Wherever a line holds the word "calculation", copy that line out.

— START OF RAW DATA —

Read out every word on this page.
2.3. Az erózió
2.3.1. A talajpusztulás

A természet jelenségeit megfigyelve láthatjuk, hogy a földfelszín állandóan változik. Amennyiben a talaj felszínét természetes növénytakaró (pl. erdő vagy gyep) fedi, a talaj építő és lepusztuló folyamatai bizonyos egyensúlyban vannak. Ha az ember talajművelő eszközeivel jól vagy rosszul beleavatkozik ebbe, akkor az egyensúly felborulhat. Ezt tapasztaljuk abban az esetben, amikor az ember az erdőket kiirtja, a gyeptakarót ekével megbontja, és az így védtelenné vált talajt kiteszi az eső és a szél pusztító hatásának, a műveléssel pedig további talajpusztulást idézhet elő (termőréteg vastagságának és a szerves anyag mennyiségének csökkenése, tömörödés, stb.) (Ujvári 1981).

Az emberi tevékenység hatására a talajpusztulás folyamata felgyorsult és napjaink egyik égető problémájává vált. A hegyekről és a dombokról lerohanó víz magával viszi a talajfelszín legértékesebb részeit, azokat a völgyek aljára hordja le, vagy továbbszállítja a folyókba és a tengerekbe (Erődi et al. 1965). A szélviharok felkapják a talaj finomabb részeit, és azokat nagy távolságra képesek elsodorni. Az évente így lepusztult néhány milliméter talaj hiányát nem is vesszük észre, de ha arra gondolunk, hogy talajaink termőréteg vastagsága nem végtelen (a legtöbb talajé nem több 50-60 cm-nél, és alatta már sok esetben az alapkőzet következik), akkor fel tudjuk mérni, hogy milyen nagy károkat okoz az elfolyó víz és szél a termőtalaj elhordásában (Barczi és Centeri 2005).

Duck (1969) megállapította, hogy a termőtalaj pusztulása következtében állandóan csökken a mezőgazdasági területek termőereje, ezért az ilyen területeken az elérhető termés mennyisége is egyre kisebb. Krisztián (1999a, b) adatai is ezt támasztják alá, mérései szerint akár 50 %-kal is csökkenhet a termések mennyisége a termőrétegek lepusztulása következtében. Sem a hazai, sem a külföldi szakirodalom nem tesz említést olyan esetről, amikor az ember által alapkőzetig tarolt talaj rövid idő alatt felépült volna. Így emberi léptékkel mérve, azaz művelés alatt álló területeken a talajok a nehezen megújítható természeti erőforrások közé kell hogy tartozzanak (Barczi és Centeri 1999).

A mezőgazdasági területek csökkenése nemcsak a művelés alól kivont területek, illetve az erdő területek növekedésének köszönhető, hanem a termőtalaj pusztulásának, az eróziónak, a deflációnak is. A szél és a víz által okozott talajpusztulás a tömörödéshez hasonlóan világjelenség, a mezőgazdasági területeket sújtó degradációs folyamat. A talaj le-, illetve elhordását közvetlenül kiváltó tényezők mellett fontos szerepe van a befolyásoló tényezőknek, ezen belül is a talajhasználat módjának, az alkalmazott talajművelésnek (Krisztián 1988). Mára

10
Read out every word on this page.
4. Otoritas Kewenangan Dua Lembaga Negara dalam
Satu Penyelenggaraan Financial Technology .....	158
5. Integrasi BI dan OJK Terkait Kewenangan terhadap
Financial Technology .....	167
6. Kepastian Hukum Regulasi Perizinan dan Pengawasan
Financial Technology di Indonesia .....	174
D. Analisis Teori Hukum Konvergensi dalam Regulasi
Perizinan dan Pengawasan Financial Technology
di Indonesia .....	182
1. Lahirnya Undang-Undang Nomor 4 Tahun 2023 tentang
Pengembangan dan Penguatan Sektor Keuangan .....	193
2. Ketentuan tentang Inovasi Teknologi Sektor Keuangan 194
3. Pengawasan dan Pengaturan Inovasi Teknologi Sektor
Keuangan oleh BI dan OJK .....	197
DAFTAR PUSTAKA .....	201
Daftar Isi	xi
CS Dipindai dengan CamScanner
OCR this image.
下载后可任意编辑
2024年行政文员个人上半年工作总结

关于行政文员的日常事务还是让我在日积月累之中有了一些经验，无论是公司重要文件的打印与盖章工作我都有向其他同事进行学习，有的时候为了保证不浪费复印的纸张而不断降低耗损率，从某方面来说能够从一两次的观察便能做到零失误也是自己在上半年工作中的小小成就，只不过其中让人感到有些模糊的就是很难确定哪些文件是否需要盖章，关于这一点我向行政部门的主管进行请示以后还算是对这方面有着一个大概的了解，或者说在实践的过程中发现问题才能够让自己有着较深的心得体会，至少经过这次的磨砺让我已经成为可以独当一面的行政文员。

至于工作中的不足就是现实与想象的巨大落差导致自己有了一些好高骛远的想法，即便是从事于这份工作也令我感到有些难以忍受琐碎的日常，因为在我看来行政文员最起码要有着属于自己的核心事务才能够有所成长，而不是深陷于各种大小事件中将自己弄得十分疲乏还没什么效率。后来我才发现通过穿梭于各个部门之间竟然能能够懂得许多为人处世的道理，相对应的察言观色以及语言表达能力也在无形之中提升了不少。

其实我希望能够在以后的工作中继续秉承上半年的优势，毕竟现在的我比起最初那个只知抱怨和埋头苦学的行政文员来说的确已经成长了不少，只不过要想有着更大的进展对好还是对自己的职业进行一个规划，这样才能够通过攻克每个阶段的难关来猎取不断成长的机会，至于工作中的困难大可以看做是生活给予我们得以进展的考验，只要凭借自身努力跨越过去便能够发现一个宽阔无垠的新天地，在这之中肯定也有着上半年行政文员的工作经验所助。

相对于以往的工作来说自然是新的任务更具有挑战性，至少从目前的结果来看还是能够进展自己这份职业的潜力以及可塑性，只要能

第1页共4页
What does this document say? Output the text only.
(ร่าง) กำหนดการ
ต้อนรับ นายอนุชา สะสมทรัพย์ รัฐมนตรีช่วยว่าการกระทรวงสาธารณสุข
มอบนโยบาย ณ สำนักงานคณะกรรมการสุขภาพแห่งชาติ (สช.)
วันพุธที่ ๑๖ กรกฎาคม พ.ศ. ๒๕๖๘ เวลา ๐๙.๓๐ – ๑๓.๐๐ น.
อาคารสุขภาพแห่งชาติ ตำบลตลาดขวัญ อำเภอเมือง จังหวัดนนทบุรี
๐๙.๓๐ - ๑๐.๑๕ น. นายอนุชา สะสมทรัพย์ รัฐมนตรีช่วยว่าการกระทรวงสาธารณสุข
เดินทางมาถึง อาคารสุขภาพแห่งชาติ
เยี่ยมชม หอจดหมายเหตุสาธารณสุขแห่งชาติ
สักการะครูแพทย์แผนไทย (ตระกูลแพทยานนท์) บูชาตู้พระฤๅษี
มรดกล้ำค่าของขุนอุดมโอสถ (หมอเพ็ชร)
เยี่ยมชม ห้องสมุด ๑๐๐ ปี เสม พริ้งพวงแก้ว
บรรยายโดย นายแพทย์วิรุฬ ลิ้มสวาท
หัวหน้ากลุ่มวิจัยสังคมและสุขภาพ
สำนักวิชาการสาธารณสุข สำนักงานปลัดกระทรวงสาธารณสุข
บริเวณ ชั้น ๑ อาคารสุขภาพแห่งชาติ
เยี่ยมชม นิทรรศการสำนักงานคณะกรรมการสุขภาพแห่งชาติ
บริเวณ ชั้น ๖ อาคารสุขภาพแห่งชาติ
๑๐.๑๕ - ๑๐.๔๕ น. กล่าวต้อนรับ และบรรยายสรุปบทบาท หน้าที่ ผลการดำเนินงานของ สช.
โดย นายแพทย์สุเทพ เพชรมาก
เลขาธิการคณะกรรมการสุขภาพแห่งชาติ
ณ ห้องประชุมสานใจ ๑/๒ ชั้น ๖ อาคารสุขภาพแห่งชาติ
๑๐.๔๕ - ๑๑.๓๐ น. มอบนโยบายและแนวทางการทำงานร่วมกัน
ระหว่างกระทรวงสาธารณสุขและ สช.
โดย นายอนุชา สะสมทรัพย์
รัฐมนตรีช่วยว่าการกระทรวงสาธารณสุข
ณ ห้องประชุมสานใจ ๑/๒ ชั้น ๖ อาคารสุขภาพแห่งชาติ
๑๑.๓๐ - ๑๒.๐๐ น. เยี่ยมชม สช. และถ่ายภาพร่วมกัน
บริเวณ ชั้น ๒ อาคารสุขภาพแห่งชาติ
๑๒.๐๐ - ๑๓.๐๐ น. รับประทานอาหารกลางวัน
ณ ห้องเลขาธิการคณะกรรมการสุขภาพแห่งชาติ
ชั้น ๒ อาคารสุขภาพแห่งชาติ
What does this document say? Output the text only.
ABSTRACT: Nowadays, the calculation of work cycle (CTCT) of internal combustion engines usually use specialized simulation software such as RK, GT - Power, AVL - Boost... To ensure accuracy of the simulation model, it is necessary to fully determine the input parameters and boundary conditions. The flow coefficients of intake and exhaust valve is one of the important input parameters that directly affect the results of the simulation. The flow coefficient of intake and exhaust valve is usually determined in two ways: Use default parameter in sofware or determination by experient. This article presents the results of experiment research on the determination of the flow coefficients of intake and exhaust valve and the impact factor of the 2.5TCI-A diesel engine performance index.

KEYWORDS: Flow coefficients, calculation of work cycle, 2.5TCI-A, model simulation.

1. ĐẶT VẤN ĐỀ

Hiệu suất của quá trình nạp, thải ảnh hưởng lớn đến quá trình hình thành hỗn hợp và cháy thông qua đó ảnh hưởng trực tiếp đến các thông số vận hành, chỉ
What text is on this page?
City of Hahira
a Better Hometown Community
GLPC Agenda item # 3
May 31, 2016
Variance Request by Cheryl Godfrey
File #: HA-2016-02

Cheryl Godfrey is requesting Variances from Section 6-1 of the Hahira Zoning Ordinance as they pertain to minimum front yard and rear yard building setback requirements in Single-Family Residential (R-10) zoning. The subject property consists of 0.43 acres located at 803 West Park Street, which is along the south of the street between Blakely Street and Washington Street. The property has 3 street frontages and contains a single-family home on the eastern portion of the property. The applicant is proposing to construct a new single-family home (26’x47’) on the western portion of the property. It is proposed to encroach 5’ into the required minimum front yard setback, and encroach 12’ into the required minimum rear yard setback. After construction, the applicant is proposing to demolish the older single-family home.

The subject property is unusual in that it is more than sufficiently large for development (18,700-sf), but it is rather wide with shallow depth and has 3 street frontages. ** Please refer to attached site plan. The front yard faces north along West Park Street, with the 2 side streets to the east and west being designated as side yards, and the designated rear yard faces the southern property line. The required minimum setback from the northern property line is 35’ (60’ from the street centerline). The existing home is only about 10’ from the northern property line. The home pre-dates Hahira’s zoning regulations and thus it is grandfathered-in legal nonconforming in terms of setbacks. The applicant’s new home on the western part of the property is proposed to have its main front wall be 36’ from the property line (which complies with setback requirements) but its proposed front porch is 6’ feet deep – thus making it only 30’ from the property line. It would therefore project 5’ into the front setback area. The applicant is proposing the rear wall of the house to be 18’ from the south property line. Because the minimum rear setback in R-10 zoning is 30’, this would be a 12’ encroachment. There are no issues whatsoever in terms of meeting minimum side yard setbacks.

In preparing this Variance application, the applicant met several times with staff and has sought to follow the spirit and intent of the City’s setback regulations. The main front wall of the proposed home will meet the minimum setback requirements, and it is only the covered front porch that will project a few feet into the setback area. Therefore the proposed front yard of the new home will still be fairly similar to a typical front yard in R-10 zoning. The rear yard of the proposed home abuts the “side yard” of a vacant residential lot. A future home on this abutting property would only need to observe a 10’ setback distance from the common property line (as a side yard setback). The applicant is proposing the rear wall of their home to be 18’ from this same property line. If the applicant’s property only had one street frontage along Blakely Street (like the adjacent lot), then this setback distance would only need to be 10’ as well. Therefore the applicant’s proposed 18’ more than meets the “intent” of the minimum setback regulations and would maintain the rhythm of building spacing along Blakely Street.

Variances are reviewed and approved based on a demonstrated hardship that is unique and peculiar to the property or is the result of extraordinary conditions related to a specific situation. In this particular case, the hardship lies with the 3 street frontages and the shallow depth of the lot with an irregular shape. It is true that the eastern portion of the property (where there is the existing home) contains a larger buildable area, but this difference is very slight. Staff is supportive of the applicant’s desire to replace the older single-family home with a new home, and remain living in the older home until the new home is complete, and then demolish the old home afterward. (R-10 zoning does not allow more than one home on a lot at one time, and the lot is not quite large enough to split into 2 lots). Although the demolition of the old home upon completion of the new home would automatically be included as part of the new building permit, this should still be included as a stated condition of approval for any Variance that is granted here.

— END OF RAW DATA —

> **THE RESULT**:
ABSTRACT: Nowadays, the calculation of work cycle (CTCT) of internal combustion engines usually use specialized simulation software such as RK, GT - Power, AVL - Boost... To ensure accuracy of the simulation model, it is necessary to fully determine the input parameters and boundary conditions. The flow coefficients of intake and exhaust valve is one of the important input parameters that directly affect the results of the simulation. The flow coefficient of intake and exhaust valve is usually determined in two ways: Use default parameter in sofware or determination by experient. This article presents the results of experiment research on the determination of the flow coefficients of intake and exhaust valve and the impact factor of the 2.5TCI-A diesel engine performance index.
KEYWORDS: Flow coefficients, calculation of work cycle, 2.5TCI-A, model simulation.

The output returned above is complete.